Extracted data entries

▼

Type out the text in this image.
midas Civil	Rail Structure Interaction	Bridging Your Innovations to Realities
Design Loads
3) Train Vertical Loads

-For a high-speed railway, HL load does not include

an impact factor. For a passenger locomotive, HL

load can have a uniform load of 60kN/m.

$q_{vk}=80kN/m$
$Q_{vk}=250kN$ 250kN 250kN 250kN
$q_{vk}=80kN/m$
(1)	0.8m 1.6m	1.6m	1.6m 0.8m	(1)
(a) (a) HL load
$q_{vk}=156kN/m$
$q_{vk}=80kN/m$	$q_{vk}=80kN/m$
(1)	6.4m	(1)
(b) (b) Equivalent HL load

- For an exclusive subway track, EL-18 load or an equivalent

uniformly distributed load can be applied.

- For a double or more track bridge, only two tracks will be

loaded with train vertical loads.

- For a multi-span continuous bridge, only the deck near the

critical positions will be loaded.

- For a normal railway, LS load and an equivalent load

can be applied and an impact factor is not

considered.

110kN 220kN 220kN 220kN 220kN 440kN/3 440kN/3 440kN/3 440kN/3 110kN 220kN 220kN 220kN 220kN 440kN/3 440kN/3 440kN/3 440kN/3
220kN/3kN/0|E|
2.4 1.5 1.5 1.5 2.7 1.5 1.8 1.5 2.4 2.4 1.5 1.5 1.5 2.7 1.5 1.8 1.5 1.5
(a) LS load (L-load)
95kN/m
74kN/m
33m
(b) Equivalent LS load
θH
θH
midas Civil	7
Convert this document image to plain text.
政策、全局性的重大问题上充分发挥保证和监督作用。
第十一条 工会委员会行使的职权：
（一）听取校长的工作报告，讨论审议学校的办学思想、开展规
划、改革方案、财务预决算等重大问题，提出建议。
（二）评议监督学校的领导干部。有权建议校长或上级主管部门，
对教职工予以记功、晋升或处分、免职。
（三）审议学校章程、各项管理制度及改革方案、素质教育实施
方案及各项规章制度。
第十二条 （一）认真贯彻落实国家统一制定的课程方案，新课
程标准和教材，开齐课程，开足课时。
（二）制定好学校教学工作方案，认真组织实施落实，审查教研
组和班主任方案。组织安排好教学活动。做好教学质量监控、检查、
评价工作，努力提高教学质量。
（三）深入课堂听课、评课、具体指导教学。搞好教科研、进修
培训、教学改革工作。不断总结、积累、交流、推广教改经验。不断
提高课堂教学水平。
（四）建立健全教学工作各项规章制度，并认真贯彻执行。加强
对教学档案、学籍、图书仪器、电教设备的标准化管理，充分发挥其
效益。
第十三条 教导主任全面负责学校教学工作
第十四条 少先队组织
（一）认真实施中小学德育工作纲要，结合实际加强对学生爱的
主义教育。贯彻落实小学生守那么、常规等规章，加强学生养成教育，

▲

- [What is required]: Return the whole listing exactly.

- [Answer below]:
Type out the text in this image.
midas Civil	Rail Structure Interaction	Bridging Your Innovations to Realities
Design Loads
3) Train Vertical Loads

-For a high-speed railway, HL load does not include

an impact factor. For a passenger locomotive, HL

load can have a uniform load of 60kN/m.

$q_{vk}=80kN/m$
$Q_{vk}=250kN$ 250kN 250kN 250kN
$q_{vk}=80kN/m$
(1)	0.8m 1.6m	1.6m	1.6m 0.8m	(1)
(a) (a) HL load
$q_{vk}=156kN/m$
$q_{vk}=80kN/m$	$q_{vk}=80kN/m$
(1)	6.4m	(1)
(b) (b) Equivalent HL load

- For an exclusive subway track, EL-18 load or an equivalent

uniformly distributed load can be applied.

- For a double or more track bridge, only two tracks will be

loaded with train vertical loads.

- For a multi-span continuous bridge, only the deck near the

critical positions will be loaded.

- For a normal railway, LS load and an equivalent load

can be applied and an impact factor is not

considered.

110kN 220kN 220kN 220kN 220kN 440kN/3 440kN/3 440kN/3 440kN/3 110kN 220kN 220kN 220kN 220kN 440kN/3 440kN/3 440kN/3 440kN/3
220kN/3kN/0|E|
2.4 1.5 1.5 1.5 2.7 1.5 1.8 1.5 2.4 2.4 1.5 1.5 1.5 2.7 1.5 1.8 1.5 1.5
(a) LS load (L-load)
95kN/m
74kN/m
33m
(b) Equivalent LS load
θH
θH
midas Civil	7
Convert this document image to plain text.
政策、全局性的重大问题上充分发挥保证和监督作用。
第十一条 工会委员会行使的职权：
（一）听取校长的工作报告，讨论审议学校的办学思想、开展规
划、改革方案、财务预决算等重大问题，提出建议。
（二）评议监督学校的领导干部。有权建议校长或上级主管部门，
对教职工予以记功、晋升或处分、免职。
（三）审议学校章程、各项管理制度及改革方案、素质教育实施
方案及各项规章制度。
第十二条 （一）认真贯彻落实国家统一制定的课程方案，新课
程标准和教材，开齐课程，开足课时。
（二）制定好学校教学工作方案，认真组织实施落实，审查教研
组和班主任方案。组织安排好教学活动。做好教学质量监控、检查、
评价工作，努力提高教学质量。
（三）深入课堂听课、评课、具体指导教学。搞好教科研、进修
培训、教学改革工作。不断总结、积累、交流、推广教改经验。不断
提高课堂教学水平。
（四）建立健全教学工作各项规章制度，并认真贯彻执行。加强
对教学档案、学籍、图书仪器、电教设备的标准化管理，充分发挥其
效益。
第十三条 教导主任全面负责学校教学工作
第十四条 少先队组织
（一）认真实施中小学德育工作纲要，结合实际加强对学生爱的
主义教育。贯彻落实小学生守那么、常规等规章，加强学生养成教育，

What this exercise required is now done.